(WHAT YOU HAVE TO DO) Give only the number of lines in the records that include the string "Viscosity".

Entries taken from a collection:
* START *

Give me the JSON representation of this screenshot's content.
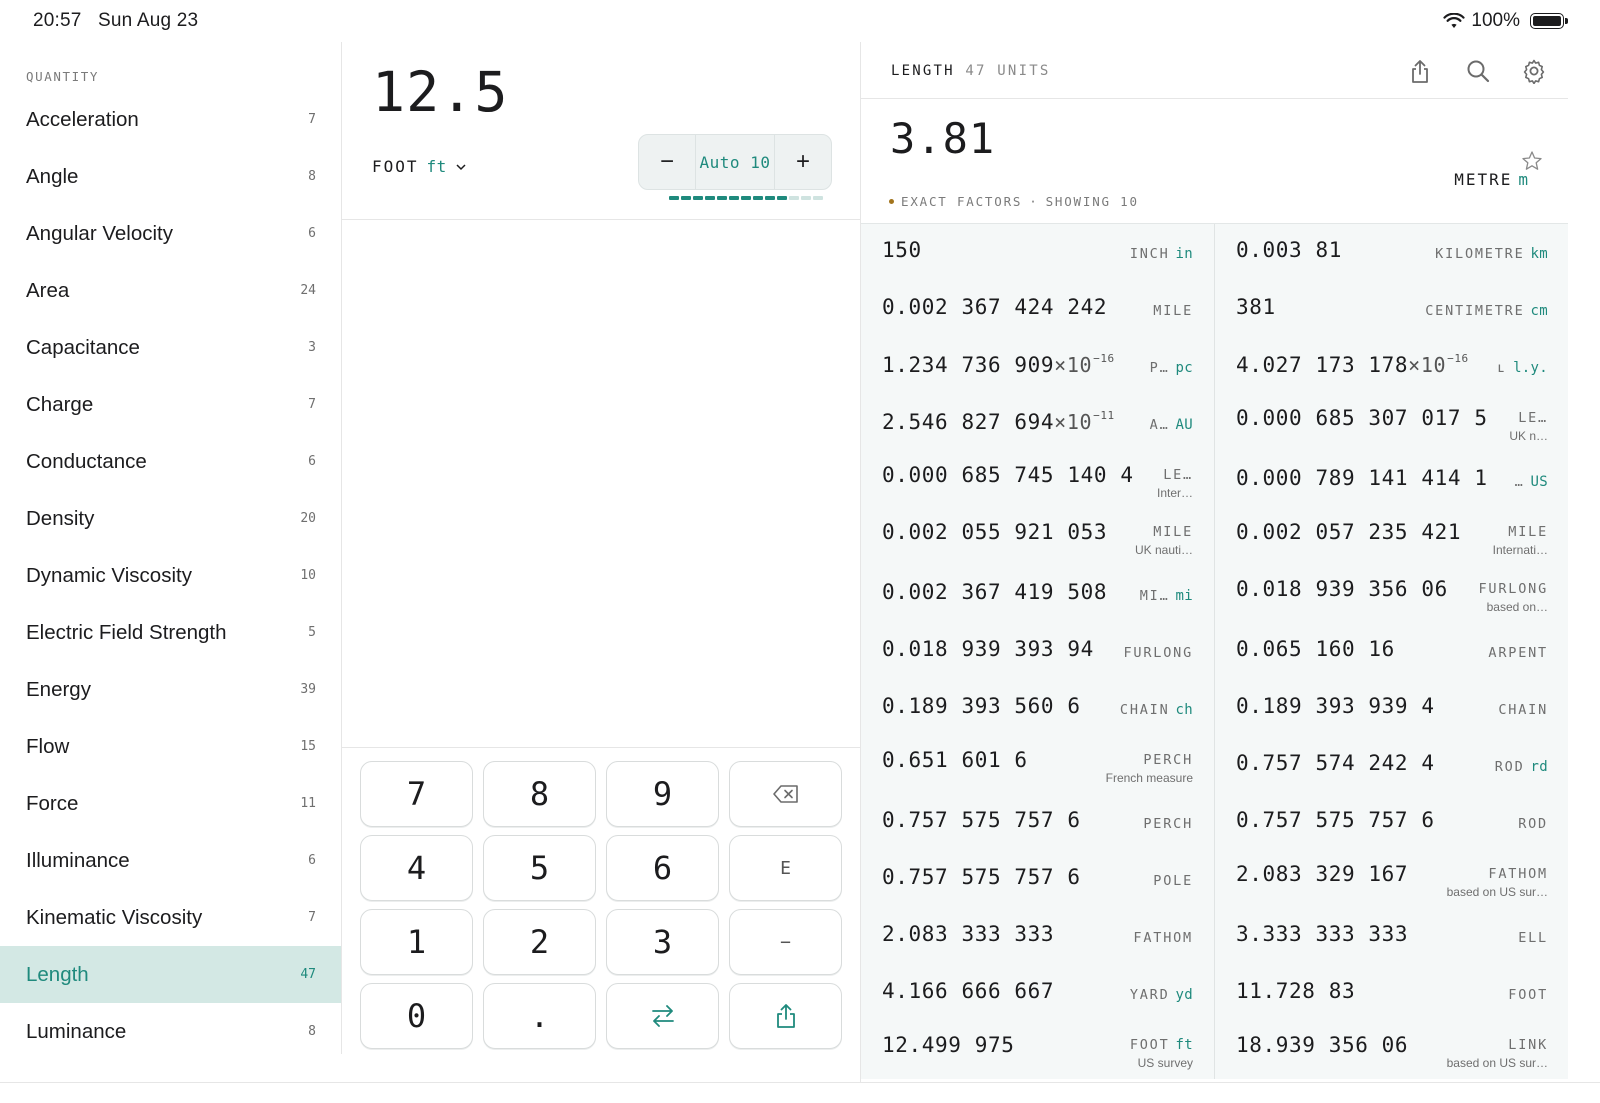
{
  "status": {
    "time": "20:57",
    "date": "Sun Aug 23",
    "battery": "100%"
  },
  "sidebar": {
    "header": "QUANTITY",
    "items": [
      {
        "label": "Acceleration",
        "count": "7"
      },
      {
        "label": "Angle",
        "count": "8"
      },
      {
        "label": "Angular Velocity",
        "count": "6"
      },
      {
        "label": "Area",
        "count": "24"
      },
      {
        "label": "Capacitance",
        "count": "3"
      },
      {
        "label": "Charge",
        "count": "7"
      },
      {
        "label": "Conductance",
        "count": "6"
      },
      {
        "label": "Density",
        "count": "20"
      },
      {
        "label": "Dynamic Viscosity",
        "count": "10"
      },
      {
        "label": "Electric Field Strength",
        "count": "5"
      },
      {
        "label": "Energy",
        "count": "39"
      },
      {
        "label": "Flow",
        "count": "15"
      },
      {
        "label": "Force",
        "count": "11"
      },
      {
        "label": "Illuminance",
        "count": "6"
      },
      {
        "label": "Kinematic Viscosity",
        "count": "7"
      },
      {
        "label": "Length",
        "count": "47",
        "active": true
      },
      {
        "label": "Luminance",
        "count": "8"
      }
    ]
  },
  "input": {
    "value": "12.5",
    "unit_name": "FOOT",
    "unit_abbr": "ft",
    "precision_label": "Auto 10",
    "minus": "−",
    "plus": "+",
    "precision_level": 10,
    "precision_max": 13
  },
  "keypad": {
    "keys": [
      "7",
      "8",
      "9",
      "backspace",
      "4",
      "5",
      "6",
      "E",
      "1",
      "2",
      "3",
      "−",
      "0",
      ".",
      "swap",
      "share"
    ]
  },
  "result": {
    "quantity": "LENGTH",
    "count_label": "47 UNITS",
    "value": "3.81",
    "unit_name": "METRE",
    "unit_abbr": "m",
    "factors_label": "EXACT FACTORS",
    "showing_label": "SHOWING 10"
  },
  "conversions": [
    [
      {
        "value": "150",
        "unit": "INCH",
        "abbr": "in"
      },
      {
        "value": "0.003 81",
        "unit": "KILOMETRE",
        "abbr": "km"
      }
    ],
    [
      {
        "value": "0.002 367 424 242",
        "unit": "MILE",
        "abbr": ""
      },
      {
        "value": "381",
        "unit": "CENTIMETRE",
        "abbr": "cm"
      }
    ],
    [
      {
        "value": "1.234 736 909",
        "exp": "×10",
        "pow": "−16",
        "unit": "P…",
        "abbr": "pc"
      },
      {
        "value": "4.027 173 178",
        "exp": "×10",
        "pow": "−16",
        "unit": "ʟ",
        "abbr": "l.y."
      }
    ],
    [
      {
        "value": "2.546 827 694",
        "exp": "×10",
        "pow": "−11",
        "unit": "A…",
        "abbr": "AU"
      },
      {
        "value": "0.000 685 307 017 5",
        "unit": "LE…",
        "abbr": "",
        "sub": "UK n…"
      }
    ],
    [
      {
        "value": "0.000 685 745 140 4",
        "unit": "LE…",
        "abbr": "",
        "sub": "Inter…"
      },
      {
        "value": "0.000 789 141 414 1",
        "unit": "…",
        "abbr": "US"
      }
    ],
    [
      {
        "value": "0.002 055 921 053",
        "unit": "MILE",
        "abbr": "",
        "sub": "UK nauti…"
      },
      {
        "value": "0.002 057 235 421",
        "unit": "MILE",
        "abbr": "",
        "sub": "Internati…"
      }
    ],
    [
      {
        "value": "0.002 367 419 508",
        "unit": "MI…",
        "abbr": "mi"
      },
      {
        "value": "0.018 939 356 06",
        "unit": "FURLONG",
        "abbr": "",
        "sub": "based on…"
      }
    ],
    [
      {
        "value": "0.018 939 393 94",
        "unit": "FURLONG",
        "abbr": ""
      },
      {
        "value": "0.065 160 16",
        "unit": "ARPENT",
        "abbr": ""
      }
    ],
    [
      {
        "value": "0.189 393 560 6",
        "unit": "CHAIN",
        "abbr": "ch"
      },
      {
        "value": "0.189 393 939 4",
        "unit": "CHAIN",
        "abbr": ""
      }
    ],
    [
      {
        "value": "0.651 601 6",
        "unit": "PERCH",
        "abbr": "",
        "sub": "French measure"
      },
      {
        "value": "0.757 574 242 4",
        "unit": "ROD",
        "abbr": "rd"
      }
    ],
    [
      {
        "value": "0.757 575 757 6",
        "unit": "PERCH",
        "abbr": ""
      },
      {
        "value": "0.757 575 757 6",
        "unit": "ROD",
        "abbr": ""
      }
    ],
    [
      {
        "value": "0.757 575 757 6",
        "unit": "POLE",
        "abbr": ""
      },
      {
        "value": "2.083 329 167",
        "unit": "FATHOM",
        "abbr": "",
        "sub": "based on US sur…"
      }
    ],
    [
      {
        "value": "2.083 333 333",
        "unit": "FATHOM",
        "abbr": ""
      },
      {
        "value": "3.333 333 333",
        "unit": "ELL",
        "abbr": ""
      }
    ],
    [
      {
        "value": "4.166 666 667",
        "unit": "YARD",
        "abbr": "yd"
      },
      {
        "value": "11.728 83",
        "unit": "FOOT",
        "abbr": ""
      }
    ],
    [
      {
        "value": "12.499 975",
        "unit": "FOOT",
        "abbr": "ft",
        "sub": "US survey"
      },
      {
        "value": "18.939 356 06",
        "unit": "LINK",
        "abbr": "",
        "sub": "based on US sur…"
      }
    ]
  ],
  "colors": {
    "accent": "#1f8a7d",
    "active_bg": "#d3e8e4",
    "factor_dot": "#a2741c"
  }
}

* END *

(ANSWER TO THE TASK) 2